## start DATA PROVIDED

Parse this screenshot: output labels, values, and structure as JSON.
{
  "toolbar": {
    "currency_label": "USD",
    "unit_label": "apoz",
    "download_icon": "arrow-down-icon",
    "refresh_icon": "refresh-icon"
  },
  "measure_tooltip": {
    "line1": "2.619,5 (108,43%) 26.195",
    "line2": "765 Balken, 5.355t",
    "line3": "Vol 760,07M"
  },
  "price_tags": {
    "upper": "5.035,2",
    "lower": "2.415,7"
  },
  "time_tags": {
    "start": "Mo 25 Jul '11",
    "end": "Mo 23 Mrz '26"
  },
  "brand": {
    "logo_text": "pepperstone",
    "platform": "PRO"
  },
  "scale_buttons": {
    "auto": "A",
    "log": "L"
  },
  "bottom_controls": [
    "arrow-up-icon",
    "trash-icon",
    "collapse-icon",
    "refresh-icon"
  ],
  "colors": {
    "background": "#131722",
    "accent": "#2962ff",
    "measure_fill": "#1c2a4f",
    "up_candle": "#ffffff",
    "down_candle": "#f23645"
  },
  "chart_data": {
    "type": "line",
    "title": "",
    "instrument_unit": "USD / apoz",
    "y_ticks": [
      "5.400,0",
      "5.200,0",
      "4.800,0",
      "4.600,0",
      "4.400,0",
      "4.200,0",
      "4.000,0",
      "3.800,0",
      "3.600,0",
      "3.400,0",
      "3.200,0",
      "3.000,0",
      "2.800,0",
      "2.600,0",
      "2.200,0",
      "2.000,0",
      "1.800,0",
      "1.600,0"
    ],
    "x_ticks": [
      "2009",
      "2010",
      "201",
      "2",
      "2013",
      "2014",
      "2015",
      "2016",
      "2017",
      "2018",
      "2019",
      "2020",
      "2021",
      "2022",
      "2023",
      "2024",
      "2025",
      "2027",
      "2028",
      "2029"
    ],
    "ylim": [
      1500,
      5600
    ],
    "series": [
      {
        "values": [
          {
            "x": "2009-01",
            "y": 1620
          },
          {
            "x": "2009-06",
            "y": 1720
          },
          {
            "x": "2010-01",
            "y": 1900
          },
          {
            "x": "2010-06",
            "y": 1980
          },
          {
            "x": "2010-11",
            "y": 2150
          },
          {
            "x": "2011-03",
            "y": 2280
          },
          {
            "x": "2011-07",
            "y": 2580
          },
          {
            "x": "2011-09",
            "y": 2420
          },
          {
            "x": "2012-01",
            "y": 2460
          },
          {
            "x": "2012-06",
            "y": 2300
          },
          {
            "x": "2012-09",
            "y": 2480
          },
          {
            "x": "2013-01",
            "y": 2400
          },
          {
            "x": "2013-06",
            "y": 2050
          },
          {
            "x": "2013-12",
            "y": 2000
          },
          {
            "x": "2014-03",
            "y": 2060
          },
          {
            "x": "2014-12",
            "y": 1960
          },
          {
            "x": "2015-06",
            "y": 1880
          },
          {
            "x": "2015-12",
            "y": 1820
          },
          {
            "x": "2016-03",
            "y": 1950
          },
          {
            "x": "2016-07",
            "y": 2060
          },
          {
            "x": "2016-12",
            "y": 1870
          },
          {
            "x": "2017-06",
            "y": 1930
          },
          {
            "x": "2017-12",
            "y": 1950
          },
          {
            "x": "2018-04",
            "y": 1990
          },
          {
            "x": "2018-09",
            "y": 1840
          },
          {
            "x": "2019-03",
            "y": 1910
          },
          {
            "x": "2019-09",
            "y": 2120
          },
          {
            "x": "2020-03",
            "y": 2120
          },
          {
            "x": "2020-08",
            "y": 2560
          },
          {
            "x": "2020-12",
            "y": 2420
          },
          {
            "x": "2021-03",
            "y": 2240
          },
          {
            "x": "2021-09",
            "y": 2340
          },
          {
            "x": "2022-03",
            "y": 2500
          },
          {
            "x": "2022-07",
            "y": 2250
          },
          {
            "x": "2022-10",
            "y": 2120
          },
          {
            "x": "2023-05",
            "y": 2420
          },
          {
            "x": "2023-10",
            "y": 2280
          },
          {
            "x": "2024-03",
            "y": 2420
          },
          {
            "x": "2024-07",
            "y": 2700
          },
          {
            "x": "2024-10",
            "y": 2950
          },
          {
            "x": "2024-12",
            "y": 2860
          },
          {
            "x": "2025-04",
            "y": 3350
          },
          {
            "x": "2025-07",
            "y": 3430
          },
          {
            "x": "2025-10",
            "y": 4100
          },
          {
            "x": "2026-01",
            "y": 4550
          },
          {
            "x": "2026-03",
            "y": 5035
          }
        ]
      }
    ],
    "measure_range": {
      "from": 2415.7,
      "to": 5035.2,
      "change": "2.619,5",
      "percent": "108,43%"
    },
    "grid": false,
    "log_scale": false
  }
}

## end DATA PROVIDED

### TASK
Find all lines with "apoz" in them and copy each one.

### FINISHED TASK
    "unit_label": "apoz",
    "instrument_unit": "USD / apoz",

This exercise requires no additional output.